■ What is expected: Can you output the material exactly as written, minus any pictures it holds?

■ Task inputs:
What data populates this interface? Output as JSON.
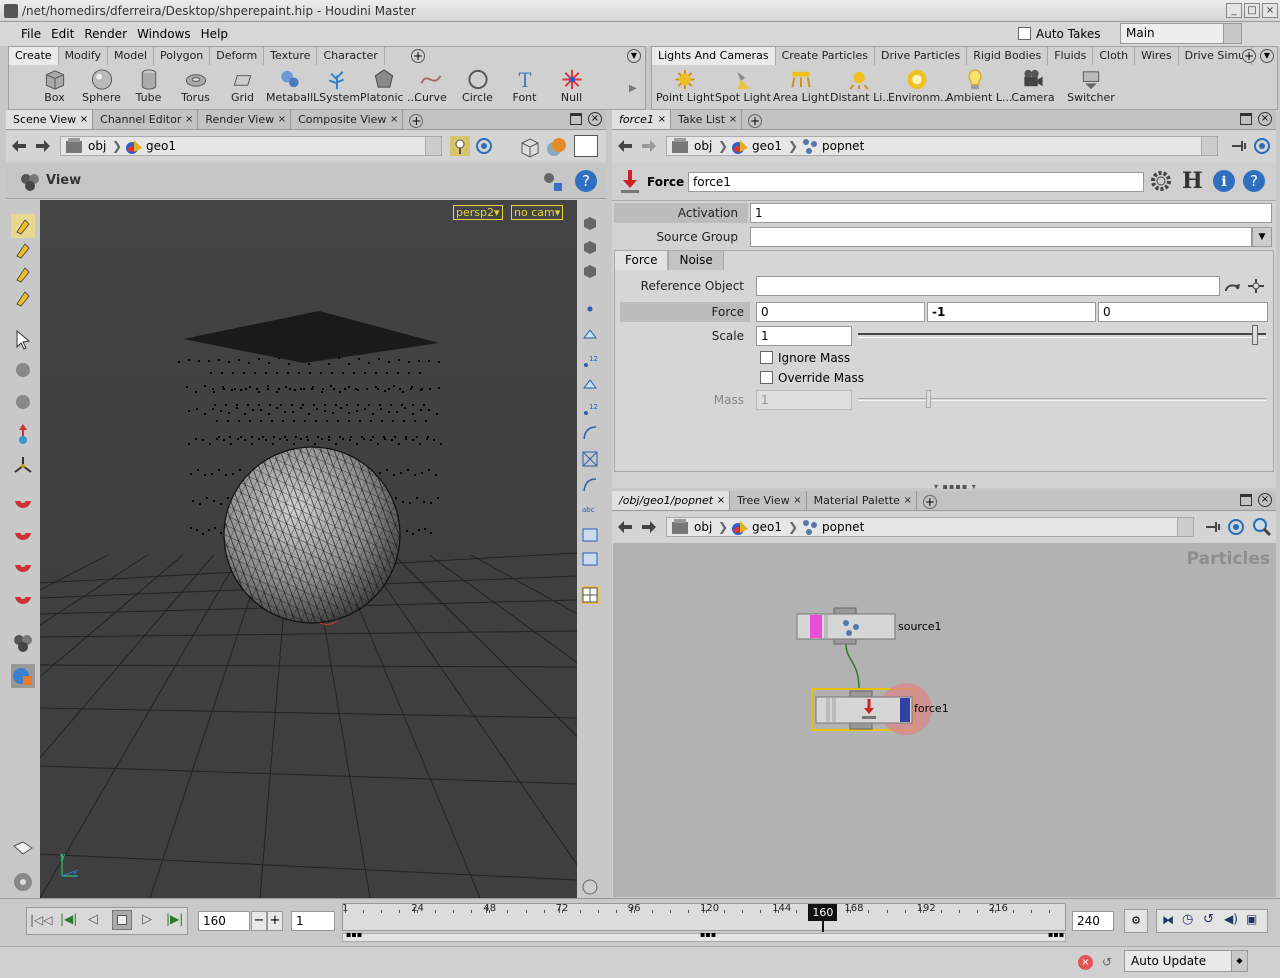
{
  "window": {
    "title": "/net/homedirs/dferreira/Desktop/shperepaint.hip - Houdini Master"
  },
  "menu": [
    "File",
    "Edit",
    "Render",
    "Windows",
    "Help"
  ],
  "auto_takes": "Auto Takes",
  "desktop": "Main",
  "shelf_left": {
    "tabs": [
      "Create",
      "Modify",
      "Model",
      "Polygon",
      "Deform",
      "Texture",
      "Character"
    ],
    "tools": [
      {
        "label": "Box",
        "icon": "box-icon"
      },
      {
        "label": "Sphere",
        "icon": "sphere-icon"
      },
      {
        "label": "Tube",
        "icon": "tube-icon"
      },
      {
        "label": "Torus",
        "icon": "torus-icon"
      },
      {
        "label": "Grid",
        "icon": "grid-icon"
      },
      {
        "label": "Metaball",
        "icon": "metaball-icon"
      },
      {
        "label": "LSystem",
        "icon": "lsystem-icon"
      },
      {
        "label": "Platonic ...",
        "icon": "platonic-icon"
      },
      {
        "label": "Curve",
        "icon": "curve-icon"
      },
      {
        "label": "Circle",
        "icon": "circle-icon"
      },
      {
        "label": "Font",
        "icon": "font-icon"
      },
      {
        "label": "Null",
        "icon": "null-icon"
      }
    ]
  },
  "shelf_right": {
    "tabs": [
      "Lights And Cameras",
      "Create Particles",
      "Drive Particles",
      "Rigid Bodies",
      "Fluids",
      "Cloth",
      "Wires",
      "Drive Simu"
    ],
    "tools": [
      {
        "label": "Point Light",
        "icon": "point-light-icon"
      },
      {
        "label": "Spot Light",
        "icon": "spot-light-icon"
      },
      {
        "label": "Area Light",
        "icon": "area-light-icon"
      },
      {
        "label": "Distant Li...",
        "icon": "distant-light-icon"
      },
      {
        "label": "Environm...",
        "icon": "environment-light-icon"
      },
      {
        "label": "Ambient L...",
        "icon": "ambient-light-icon"
      },
      {
        "label": "Camera",
        "icon": "camera-icon"
      },
      {
        "label": "Switcher",
        "icon": "switcher-icon"
      }
    ]
  },
  "scene_pane": {
    "tabs": [
      "Scene View",
      "Channel Editor",
      "Render View",
      "Composite View"
    ],
    "path": [
      "obj",
      "geo1"
    ],
    "view_label": "View",
    "camera_menus": [
      "persp2",
      "no cam"
    ],
    "axis": {
      "y": "y",
      "z": "z"
    }
  },
  "param_pane": {
    "tabs": [
      "force1",
      "Take List"
    ],
    "path": [
      "obj",
      "geo1",
      "popnet"
    ],
    "node_type": "Force",
    "node_name": "force1",
    "activation_label": "Activation",
    "activation_value": "1",
    "source_group_label": "Source Group",
    "source_group_value": "",
    "subtabs": [
      "Force",
      "Noise"
    ],
    "reference_object_label": "Reference Object",
    "reference_object_value": "",
    "force_label": "Force",
    "force_values": [
      "0",
      "-1",
      "0"
    ],
    "scale_label": "Scale",
    "scale_value": "1",
    "ignore_mass": "Ignore Mass",
    "override_mass": "Override Mass",
    "mass_label": "Mass",
    "mass_value": "1",
    "scale_slider": 0.98,
    "mass_slider": 0.17
  },
  "network_pane": {
    "tabs": [
      "/obj/geo1/popnet",
      "Tree View",
      "Material Palette"
    ],
    "path": [
      "obj",
      "geo1",
      "popnet"
    ],
    "context_label": "Particles",
    "nodes": [
      {
        "name": "source1"
      },
      {
        "name": "force1"
      }
    ]
  },
  "timeline": {
    "current_frame": "160",
    "step": "1",
    "end_frame": "240",
    "ticks": [
      "1",
      "24",
      "48",
      "72",
      "96",
      "120",
      "144",
      "168",
      "192",
      "216"
    ],
    "marker": "160",
    "range_min": 1,
    "range_max": 240
  },
  "status": {
    "update_mode": "Auto Update"
  }
}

■ Written response:
What data populates this interface? Output as JSON.
{
  "window": {
    "title": "/net/homedirs/dferreira/Desktop/shperepaint.hip - Houdini Master"
  },
  "menu": [
    "File",
    "Edit",
    "Render",
    "Windows",
    "Help"
  ],
  "auto_takes": "Auto Takes",
  "desktop": "Main",
  "shelf_left": {
    "tabs": [
      "Create",
      "Modify",
      "Model",
      "Polygon",
      "Deform",
      "Texture",
      "Character"
    ],
    "tools": [
      {
        "label": "Box",
        "icon": "box-icon"
      },
      {
        "label": "Sphere",
        "icon": "sphere-icon"
      },
      {
        "label": "Tube",
        "icon": "tube-icon"
      },
      {
        "label": "Torus",
        "icon": "torus-icon"
      },
      {
        "label": "Grid",
        "icon": "grid-icon"
      },
      {
        "label": "Metaball",
        "icon": "metaball-icon"
      },
      {
        "label": "LSystem",
        "icon": "lsystem-icon"
      },
      {
        "label": "Platonic ...",
        "icon": "platonic-icon"
      },
      {
        "label": "Curve",
        "icon": "curve-icon"
      },
      {
        "label": "Circle",
        "icon": "circle-icon"
      },
      {
        "label": "Font",
        "icon": "font-icon"
      },
      {
        "label": "Null",
        "icon": "null-icon"
      }
    ]
  },
  "shelf_right": {
    "tabs": [
      "Lights And Cameras",
      "Create Particles",
      "Drive Particles",
      "Rigid Bodies",
      "Fluids",
      "Cloth",
      "Wires",
      "Drive Simu"
    ],
    "tools": [
      {
        "label": "Point Light",
        "icon": "point-light-icon"
      },
      {
        "label": "Spot Light",
        "icon": "spot-light-icon"
      },
      {
        "label": "Area Light",
        "icon": "area-light-icon"
      },
      {
        "label": "Distant Li...",
        "icon": "distant-light-icon"
      },
      {
        "label": "Environm...",
        "icon": "environment-light-icon"
      },
      {
        "label": "Ambient L...",
        "icon": "ambient-light-icon"
      },
      {
        "label": "Camera",
        "icon": "camera-icon"
      },
      {
        "label": "Switcher",
        "icon": "switcher-icon"
      }
    ]
  },
  "scene_pane": {
    "tabs": [
      "Scene View",
      "Channel Editor",
      "Render View",
      "Composite View"
    ],
    "path": [
      "obj",
      "geo1"
    ],
    "view_label": "View",
    "camera_menus": [
      "persp2",
      "no cam"
    ],
    "axis": {
      "y": "y",
      "z": "z"
    }
  },
  "param_pane": {
    "tabs": [
      "force1",
      "Take List"
    ],
    "path": [
      "obj",
      "geo1",
      "popnet"
    ],
    "node_type": "Force",
    "node_name": "force1",
    "activation_label": "Activation",
    "activation_value": "1",
    "source_group_label": "Source Group",
    "source_group_value": "",
    "subtabs": [
      "Force",
      "Noise"
    ],
    "reference_object_label": "Reference Object",
    "reference_object_value": "",
    "force_label": "Force",
    "force_values": [
      "0",
      "-1",
      "0"
    ],
    "scale_label": "Scale",
    "scale_value": "1",
    "ignore_mass": "Ignore Mass",
    "override_mass": "Override Mass",
    "mass_label": "Mass",
    "mass_value": "1",
    "scale_slider": 0.98,
    "mass_slider": 0.17
  },
  "network_pane": {
    "tabs": [
      "/obj/geo1/popnet",
      "Tree View",
      "Material Palette"
    ],
    "path": [
      "obj",
      "geo1",
      "popnet"
    ],
    "context_label": "Particles",
    "nodes": [
      {
        "name": "source1"
      },
      {
        "name": "force1"
      }
    ]
  },
  "timeline": {
    "current_frame": "160",
    "step": "1",
    "end_frame": "240",
    "ticks": [
      "1",
      "24",
      "48",
      "72",
      "96",
      "120",
      "144",
      "168",
      "192",
      "216"
    ],
    "marker": "160",
    "range_min": 1,
    "range_max": 240
  },
  "status": {
    "update_mode": "Auto Update"
  }
}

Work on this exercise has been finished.